▸ REQUEST: Scan the entries below. List each line with "число".

▸ RECORDS SHOWN:
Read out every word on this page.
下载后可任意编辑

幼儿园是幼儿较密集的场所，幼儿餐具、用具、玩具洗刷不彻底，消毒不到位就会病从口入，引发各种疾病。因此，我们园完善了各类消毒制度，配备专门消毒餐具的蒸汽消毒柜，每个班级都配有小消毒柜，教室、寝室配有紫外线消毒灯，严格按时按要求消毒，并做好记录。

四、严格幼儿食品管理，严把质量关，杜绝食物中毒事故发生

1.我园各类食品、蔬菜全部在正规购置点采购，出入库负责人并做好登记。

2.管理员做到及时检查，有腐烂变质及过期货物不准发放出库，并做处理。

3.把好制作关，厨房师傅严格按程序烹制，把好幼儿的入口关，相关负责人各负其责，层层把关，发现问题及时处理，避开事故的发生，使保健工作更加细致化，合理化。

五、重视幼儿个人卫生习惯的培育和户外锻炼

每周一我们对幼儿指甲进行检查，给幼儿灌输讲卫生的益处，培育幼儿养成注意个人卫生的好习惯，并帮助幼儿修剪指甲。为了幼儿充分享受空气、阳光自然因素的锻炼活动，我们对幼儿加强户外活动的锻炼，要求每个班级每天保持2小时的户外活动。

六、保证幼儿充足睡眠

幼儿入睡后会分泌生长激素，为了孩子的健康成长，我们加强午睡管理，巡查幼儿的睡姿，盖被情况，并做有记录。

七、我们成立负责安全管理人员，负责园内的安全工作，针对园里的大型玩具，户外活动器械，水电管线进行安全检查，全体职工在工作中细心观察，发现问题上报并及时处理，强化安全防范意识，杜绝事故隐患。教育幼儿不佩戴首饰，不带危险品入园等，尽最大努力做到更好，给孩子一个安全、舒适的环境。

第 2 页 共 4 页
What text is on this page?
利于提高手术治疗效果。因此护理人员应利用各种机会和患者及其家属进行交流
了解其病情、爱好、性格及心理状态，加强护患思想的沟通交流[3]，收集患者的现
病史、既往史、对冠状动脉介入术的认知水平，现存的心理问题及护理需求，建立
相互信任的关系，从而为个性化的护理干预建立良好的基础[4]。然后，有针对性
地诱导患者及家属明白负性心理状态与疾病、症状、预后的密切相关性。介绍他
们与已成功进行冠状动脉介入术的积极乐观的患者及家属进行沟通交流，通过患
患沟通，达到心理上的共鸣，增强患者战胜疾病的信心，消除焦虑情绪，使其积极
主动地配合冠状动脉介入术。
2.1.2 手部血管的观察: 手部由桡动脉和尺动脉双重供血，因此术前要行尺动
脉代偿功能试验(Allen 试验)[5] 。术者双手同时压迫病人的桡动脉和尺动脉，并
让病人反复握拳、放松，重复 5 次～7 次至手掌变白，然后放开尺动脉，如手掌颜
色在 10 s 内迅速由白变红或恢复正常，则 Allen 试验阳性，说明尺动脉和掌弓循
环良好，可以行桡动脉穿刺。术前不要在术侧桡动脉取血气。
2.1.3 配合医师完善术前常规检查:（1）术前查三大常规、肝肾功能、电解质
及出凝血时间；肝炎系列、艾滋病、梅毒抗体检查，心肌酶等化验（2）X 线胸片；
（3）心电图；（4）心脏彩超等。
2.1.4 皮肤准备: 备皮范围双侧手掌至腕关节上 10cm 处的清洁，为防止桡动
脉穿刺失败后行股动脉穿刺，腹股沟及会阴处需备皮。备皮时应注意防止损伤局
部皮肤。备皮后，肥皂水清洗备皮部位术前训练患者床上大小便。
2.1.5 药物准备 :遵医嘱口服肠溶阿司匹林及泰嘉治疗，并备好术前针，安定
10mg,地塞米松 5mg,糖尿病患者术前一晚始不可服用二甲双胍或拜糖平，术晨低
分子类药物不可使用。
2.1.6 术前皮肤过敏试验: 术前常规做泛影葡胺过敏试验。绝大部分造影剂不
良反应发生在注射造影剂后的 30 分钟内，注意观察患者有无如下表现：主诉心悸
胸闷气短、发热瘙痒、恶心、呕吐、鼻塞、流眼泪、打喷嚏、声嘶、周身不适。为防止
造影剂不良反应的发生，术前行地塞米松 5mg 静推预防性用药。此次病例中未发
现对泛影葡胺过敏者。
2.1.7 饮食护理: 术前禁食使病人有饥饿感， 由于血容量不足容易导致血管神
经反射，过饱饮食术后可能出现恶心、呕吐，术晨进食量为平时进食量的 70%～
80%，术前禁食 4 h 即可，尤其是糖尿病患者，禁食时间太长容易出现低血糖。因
==
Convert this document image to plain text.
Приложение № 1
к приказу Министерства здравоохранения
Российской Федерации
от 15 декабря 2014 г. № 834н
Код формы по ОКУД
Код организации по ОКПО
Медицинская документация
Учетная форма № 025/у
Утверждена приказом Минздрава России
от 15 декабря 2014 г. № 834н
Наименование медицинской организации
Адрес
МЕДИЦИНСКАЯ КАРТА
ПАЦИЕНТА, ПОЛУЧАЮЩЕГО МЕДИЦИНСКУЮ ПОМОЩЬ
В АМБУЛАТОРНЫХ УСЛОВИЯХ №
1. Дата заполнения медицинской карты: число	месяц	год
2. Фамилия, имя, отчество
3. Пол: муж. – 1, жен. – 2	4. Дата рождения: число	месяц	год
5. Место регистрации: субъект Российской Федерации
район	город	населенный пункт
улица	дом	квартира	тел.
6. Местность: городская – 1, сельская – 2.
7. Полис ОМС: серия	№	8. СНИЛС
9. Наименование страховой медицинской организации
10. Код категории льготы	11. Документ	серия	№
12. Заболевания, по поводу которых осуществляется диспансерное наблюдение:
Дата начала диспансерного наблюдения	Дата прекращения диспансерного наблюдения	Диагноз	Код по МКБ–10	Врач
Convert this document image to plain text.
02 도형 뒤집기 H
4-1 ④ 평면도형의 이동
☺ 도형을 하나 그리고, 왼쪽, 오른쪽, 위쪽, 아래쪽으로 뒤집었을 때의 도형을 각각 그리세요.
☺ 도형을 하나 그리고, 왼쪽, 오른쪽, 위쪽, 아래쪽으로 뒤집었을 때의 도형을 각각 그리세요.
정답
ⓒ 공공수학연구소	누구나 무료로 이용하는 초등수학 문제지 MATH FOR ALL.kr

▸ REPLY:
1. Дата заполнения медицинской карты: число	месяц	год
3. Пол: муж. – 1, жен. – 2	4. Дата рождения: число	месяц	год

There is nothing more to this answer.